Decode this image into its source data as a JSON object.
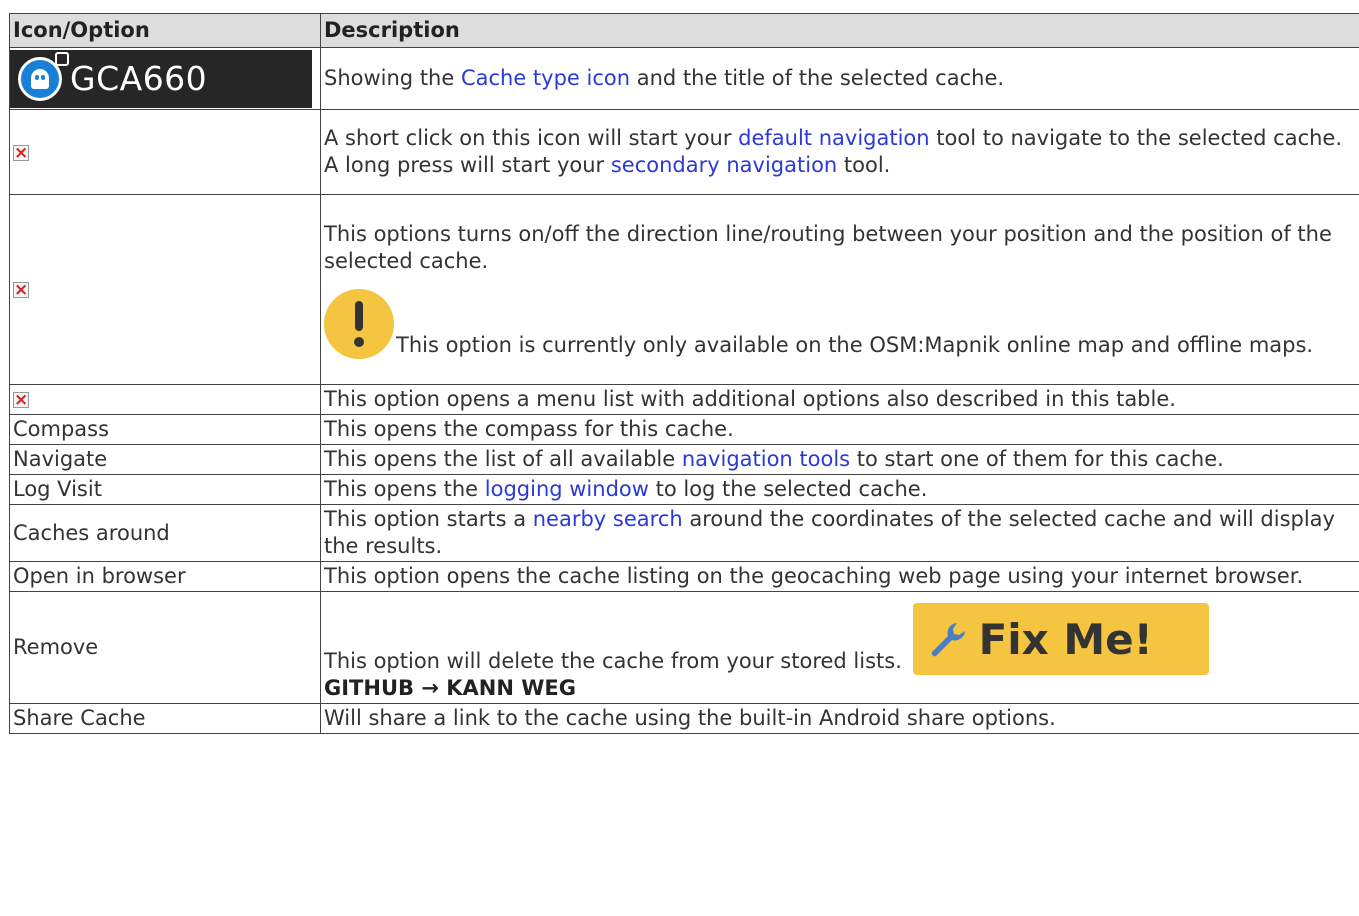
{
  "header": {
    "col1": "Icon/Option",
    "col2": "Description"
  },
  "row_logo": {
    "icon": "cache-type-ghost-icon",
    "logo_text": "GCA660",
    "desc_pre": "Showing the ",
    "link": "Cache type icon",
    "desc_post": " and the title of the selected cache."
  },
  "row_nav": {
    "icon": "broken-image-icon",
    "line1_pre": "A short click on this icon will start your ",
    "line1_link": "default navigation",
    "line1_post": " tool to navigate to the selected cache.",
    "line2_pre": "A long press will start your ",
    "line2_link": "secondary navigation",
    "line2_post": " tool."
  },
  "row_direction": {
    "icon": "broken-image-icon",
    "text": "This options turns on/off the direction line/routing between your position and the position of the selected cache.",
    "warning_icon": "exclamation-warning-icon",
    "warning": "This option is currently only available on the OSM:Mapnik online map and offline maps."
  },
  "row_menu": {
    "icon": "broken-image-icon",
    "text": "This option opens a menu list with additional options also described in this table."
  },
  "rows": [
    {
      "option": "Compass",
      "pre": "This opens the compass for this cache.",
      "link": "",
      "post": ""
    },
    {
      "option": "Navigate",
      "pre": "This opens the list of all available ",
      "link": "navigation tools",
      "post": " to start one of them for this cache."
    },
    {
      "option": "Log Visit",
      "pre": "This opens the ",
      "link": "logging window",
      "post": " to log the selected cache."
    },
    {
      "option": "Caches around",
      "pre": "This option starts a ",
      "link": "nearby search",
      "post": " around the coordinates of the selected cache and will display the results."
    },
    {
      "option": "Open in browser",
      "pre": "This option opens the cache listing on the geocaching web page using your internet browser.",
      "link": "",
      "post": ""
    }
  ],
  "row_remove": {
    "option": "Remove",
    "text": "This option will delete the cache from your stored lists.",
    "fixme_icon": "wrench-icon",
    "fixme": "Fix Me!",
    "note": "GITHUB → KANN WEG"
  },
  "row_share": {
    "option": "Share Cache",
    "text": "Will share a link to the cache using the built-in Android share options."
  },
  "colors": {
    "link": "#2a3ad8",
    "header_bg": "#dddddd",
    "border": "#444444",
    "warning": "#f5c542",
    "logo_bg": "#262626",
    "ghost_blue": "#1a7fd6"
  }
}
____________________
* PROBLEM STATEMENT: Find every line in the records above that holds the word "around", and copy each one.

* FINAL RESULT:
      "option": "Caches around",
      "post": " around the coordinates of the selected cache and will display the results."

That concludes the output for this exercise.